WRITTEN EXERCISE >> Present the data once more in exactly its original form.

GIVEN RECORDS >>
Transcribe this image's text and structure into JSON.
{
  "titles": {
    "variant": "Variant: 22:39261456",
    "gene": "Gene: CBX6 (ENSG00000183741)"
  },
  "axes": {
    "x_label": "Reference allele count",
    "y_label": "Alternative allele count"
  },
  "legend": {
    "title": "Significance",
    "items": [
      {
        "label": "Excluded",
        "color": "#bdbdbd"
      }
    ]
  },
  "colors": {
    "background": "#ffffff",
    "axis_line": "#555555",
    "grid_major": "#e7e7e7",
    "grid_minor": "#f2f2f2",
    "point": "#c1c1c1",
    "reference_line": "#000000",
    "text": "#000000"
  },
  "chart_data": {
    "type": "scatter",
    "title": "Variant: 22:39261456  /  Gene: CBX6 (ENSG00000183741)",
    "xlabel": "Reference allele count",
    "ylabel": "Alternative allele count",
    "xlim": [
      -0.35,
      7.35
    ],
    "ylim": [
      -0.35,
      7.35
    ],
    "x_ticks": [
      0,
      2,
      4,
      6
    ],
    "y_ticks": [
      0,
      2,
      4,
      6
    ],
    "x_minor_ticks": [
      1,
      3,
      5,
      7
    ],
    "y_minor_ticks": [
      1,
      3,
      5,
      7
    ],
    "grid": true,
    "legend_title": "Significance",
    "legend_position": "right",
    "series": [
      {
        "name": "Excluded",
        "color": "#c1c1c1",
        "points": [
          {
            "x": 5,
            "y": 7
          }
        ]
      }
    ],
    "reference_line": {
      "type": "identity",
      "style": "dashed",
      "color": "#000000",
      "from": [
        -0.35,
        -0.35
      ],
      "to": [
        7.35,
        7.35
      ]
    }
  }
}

ANSWER FOR THIS EXERCISE >>
Transcribe this image's text and structure into JSON.
{
  "titles": {
    "variant": "Variant: 22:39261456",
    "gene": "Gene: CBX6 (ENSG00000183741)"
  },
  "axes": {
    "x_label": "Reference allele count",
    "y_label": "Alternative allele count"
  },
  "legend": {
    "title": "Significance",
    "items": [
      {
        "label": "Excluded",
        "color": "#bdbdbd"
      }
    ]
  },
  "colors": {
    "background": "#ffffff",
    "axis_line": "#555555",
    "grid_major": "#e7e7e7",
    "grid_minor": "#f2f2f2",
    "point": "#c1c1c1",
    "reference_line": "#000000",
    "text": "#000000"
  },
  "chart_data": {
    "type": "scatter",
    "title": "Variant: 22:39261456  /  Gene: CBX6 (ENSG00000183741)",
    "xlabel": "Reference allele count",
    "ylabel": "Alternative allele count",
    "xlim": [
      -0.35,
      7.35
    ],
    "ylim": [
      -0.35,
      7.35
    ],
    "x_ticks": [
      0,
      2,
      4,
      6
    ],
    "y_ticks": [
      0,
      2,
      4,
      6
    ],
    "x_minor_ticks": [
      1,
      3,
      5,
      7
    ],
    "y_minor_ticks": [
      1,
      3,
      5,
      7
    ],
    "grid": true,
    "legend_title": "Significance",
    "legend_position": "right",
    "series": [
      {
        "name": "Excluded",
        "color": "#c1c1c1",
        "points": [
          {
            "x": 5,
            "y": 7
          }
        ]
      }
    ],
    "reference_line": {
      "type": "identity",
      "style": "dashed",
      "color": "#000000",
      "from": [
        -0.35,
        -0.35
      ],
      "to": [
        7.35,
        7.35
      ]
    }
  }
}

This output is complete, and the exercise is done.